[Start ENTRIES SHOWN]
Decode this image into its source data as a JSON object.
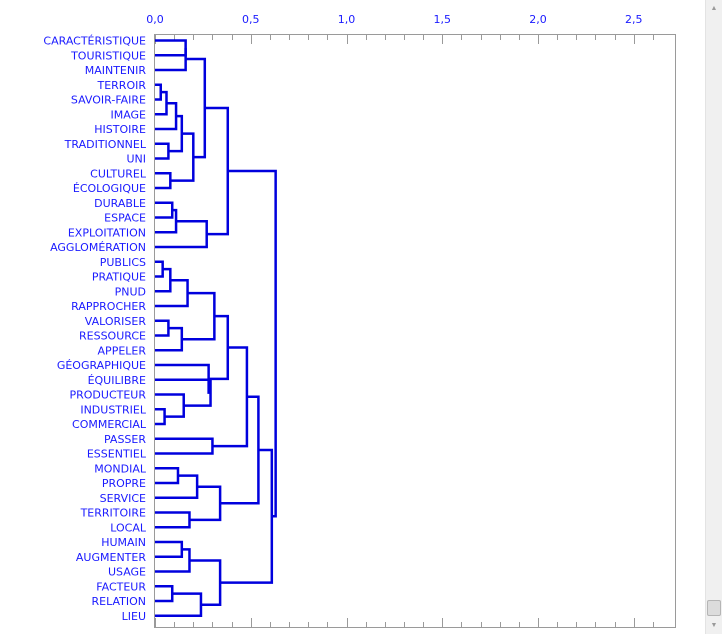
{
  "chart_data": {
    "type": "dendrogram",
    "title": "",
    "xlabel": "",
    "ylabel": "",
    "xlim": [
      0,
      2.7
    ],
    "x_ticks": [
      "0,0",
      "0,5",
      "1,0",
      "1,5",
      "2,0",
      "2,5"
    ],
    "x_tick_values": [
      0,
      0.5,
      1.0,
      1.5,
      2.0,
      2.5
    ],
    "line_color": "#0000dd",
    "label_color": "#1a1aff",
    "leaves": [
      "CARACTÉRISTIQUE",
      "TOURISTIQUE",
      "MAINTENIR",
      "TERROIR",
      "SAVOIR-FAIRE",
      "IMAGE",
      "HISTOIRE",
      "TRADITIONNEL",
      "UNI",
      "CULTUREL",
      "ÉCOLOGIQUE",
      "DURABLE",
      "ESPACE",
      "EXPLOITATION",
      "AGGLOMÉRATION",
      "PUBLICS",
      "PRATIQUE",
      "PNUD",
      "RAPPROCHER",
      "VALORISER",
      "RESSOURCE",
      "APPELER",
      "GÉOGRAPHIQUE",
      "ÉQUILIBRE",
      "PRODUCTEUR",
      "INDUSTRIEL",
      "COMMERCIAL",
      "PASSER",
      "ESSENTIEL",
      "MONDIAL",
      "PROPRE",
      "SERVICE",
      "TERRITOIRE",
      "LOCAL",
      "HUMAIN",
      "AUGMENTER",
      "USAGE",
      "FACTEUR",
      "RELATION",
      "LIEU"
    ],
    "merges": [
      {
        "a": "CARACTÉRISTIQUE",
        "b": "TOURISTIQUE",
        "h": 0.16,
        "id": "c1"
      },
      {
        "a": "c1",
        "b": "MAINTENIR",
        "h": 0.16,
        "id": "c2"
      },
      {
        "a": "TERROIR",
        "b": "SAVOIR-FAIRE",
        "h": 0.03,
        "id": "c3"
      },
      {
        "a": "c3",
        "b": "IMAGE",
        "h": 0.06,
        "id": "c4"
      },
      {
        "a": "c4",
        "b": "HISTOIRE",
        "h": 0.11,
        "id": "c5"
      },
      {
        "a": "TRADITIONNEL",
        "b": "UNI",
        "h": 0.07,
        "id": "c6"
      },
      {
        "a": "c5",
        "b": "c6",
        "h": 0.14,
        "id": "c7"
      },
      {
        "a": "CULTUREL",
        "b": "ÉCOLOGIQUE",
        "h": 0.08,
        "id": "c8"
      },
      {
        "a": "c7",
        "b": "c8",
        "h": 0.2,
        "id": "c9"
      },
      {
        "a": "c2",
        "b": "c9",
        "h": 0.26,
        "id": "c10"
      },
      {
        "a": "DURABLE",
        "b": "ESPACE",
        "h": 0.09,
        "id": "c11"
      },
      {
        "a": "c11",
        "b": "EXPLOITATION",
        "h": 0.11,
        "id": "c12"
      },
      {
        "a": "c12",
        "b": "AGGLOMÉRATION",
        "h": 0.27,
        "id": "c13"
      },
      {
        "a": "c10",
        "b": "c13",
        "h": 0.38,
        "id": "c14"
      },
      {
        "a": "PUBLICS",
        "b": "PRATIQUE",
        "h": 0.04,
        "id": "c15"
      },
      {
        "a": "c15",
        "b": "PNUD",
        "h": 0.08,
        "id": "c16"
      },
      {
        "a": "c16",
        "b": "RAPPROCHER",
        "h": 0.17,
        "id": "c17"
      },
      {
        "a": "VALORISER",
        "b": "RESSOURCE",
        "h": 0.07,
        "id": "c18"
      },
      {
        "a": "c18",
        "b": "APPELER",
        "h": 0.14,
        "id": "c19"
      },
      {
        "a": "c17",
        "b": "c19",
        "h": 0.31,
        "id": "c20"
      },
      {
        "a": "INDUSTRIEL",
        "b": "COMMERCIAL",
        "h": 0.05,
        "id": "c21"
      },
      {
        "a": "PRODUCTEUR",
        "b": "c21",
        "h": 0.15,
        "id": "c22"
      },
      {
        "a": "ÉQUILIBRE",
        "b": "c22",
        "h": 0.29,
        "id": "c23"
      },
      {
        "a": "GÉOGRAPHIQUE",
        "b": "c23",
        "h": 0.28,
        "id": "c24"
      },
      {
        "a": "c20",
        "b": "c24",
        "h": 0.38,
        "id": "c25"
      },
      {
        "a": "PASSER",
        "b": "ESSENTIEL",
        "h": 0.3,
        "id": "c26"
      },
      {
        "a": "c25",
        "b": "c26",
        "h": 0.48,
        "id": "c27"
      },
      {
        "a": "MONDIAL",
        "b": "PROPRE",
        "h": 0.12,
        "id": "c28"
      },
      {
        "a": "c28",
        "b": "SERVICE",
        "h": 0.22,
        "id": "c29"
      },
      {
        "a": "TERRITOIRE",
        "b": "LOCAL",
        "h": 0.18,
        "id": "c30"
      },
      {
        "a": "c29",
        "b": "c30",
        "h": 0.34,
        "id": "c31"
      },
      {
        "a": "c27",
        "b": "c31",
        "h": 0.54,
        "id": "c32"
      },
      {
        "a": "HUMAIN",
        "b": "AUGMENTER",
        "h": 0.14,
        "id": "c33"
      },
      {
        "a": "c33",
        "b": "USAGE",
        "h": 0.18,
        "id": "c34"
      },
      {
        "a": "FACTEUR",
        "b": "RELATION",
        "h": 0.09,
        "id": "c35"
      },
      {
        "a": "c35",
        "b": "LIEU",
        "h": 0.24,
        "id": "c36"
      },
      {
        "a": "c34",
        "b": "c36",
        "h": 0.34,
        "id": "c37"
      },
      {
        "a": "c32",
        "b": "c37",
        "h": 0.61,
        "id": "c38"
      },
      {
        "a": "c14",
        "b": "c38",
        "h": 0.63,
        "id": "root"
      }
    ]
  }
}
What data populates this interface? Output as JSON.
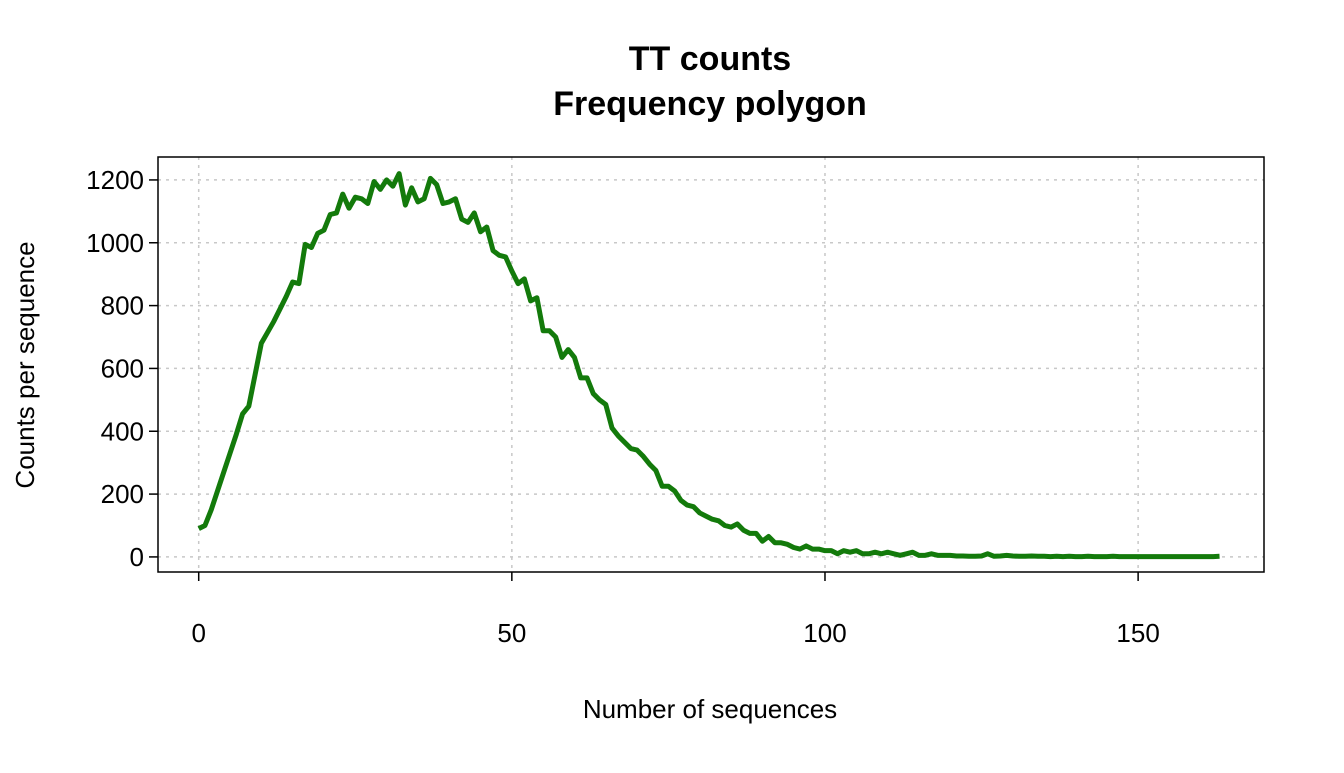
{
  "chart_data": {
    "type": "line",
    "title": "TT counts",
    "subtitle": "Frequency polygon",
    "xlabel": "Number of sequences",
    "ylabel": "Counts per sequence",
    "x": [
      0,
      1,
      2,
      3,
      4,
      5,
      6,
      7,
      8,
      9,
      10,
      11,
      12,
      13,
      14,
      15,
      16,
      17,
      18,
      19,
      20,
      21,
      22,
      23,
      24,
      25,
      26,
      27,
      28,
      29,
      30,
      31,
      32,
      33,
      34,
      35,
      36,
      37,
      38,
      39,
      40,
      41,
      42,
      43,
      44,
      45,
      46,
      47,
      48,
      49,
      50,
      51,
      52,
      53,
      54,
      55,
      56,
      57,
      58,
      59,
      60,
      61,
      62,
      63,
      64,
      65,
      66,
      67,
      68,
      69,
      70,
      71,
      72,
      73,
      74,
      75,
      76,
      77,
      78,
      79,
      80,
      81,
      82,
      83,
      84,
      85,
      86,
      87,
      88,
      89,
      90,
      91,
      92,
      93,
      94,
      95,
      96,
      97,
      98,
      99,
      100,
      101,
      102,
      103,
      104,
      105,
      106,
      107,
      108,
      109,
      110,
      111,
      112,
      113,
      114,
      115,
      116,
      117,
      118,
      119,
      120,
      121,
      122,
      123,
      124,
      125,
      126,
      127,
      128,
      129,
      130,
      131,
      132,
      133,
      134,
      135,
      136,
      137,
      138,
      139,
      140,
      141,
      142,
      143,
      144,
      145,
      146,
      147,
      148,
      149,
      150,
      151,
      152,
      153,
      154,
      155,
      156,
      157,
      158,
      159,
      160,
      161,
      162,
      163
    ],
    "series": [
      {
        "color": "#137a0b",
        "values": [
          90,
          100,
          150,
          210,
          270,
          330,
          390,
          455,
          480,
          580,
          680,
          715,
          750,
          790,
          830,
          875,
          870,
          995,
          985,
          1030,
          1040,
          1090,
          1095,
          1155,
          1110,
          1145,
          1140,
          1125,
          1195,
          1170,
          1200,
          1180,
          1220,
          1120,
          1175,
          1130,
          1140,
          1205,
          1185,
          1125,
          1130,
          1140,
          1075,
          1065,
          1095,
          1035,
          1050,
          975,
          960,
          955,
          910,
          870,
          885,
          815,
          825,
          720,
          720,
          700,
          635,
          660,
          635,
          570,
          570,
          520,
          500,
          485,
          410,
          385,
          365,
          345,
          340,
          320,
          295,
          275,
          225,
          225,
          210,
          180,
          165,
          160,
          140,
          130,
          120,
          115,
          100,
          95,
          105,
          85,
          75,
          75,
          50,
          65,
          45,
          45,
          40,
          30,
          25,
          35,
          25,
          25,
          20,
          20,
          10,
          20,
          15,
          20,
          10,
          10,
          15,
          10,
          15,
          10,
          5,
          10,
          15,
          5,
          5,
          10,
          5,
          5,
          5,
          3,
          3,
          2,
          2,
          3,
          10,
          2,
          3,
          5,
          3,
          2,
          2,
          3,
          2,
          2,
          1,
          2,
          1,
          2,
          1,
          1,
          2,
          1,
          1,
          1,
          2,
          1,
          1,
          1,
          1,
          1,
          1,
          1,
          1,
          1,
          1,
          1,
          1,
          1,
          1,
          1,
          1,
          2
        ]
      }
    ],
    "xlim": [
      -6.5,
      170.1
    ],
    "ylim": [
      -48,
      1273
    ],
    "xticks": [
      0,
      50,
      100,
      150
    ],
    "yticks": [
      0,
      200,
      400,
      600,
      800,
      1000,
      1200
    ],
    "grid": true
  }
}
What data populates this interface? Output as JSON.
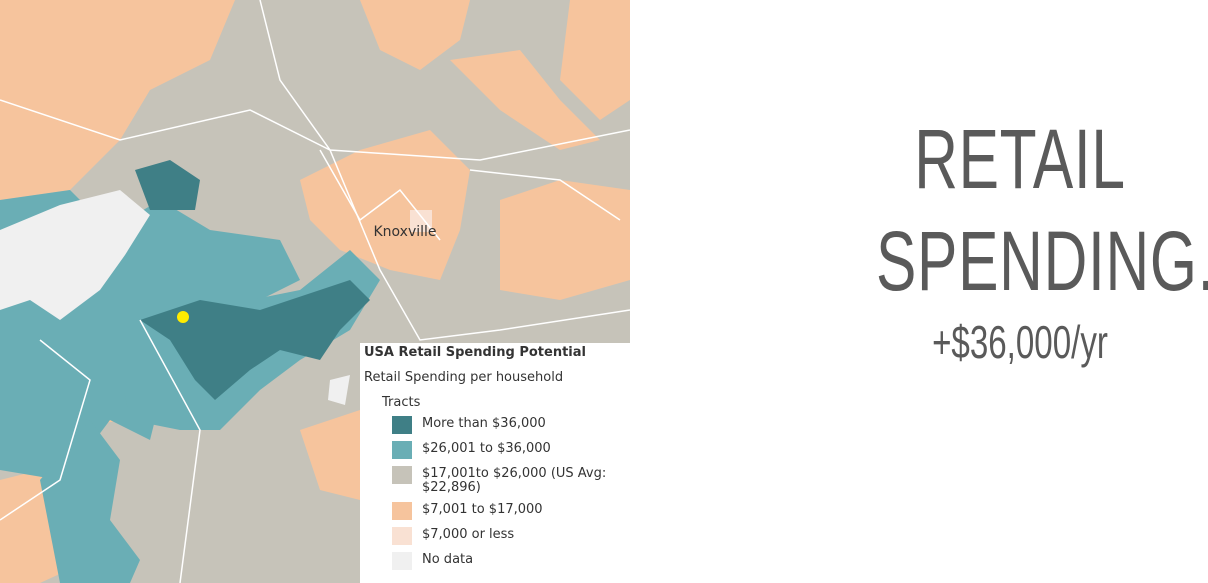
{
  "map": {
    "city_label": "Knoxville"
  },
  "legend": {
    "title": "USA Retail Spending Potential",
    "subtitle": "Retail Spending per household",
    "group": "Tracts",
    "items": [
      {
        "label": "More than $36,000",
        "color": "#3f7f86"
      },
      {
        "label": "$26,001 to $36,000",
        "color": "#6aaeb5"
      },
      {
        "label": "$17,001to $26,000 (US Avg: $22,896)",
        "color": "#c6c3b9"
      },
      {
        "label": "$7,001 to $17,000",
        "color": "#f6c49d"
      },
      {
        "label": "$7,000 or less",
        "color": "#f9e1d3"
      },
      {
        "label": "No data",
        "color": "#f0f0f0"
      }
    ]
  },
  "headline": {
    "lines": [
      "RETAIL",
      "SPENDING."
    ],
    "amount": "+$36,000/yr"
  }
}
[End ENTRIES SHOWN]
§ **OBJECTIVE**: Each line that holds the word "CARACTÉRISTIQUE" should be extracted from the records.

§ **WRITTEN SOLUTION**:
      "CARACTÉRISTIQUE",
        "a": "CARACTÉRISTIQUE",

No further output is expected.